Problem statement: Take the line containing "Type out the text in this image." and every line after it in the data below, and print them exactly as given, with nothing else.

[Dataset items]

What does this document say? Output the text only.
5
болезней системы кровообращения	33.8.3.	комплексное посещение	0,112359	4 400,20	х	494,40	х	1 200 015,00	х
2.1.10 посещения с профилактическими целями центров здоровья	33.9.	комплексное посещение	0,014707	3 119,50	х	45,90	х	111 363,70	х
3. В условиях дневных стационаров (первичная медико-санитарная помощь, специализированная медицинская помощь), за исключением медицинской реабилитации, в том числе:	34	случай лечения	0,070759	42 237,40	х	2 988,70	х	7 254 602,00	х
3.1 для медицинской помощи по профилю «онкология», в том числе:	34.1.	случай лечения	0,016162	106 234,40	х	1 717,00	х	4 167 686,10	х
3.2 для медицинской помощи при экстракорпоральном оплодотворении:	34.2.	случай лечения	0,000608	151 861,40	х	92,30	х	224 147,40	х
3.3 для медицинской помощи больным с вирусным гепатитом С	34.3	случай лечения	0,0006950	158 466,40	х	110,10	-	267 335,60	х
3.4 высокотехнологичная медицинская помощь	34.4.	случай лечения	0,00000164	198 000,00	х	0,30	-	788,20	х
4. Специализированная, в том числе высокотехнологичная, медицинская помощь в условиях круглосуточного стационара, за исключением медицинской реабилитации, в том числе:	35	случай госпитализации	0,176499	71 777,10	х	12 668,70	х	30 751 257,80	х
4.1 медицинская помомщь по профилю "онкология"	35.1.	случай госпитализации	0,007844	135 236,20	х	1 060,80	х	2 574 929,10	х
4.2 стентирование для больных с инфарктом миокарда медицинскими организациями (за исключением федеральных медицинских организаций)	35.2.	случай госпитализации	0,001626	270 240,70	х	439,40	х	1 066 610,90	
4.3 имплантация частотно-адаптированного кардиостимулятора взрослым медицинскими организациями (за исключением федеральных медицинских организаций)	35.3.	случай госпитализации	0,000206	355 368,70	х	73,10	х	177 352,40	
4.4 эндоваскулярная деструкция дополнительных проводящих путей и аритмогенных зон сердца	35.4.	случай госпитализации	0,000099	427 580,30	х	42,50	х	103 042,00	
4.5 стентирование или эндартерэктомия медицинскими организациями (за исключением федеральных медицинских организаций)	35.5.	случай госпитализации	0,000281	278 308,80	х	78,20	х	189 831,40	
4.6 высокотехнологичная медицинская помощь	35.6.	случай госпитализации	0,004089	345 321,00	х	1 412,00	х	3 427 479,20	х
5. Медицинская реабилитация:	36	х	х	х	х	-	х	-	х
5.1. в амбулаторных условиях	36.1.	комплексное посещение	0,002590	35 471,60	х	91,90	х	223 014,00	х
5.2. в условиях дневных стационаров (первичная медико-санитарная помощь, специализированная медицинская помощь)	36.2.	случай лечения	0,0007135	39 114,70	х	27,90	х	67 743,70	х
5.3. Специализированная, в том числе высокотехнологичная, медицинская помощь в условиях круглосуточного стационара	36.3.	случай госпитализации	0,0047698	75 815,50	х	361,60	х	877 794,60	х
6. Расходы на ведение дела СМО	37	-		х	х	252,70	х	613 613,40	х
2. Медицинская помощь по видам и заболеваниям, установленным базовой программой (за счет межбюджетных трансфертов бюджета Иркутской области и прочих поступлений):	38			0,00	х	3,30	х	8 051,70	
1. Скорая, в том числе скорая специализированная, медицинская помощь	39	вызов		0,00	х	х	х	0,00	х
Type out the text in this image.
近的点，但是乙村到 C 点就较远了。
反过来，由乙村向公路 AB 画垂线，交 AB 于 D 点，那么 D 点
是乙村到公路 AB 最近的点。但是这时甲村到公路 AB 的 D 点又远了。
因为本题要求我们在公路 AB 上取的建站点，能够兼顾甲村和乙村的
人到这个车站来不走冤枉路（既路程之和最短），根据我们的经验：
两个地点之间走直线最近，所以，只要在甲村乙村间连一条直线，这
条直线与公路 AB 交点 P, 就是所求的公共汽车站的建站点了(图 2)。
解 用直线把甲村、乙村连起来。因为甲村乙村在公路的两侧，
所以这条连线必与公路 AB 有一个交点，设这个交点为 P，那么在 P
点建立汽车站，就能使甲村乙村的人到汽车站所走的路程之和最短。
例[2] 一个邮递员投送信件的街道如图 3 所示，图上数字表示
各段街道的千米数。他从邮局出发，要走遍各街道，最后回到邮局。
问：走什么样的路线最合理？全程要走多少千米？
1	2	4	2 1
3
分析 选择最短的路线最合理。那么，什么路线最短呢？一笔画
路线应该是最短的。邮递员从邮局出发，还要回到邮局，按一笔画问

Answer for this exercise:
Type out the text in this image.
近的点，但是乙村到 C 点就较远了。
反过来，由乙村向公路 AB 画垂线，交 AB 于 D 点，那么 D 点
是乙村到公路 AB 最近的点。但是这时甲村到公路 AB 的 D 点又远了。
因为本题要求我们在公路 AB 上取的建站点，能够兼顾甲村和乙村的
人到这个车站来不走冤枉路（既路程之和最短），根据我们的经验：
两个地点之间走直线最近，所以，只要在甲村乙村间连一条直线，这
条直线与公路 AB 交点 P, 就是所求的公共汽车站的建站点了(图 2)。
解 用直线把甲村、乙村连起来。因为甲村乙村在公路的两侧，
所以这条连线必与公路 AB 有一个交点，设这个交点为 P，那么在 P
点建立汽车站，就能使甲村乙村的人到汽车站所走的路程之和最短。
例[2] 一个邮递员投送信件的街道如图 3 所示，图上数字表示
各段街道的千米数。他从邮局出发，要走遍各街道，最后回到邮局。
问：走什么样的路线最合理？全程要走多少千米？
1	2	4	2 1
3
分析 选择最短的路线最合理。那么，什么路线最短呢？一笔画
路线应该是最短的。邮递员从邮局出发，还要回到邮局，按一笔画问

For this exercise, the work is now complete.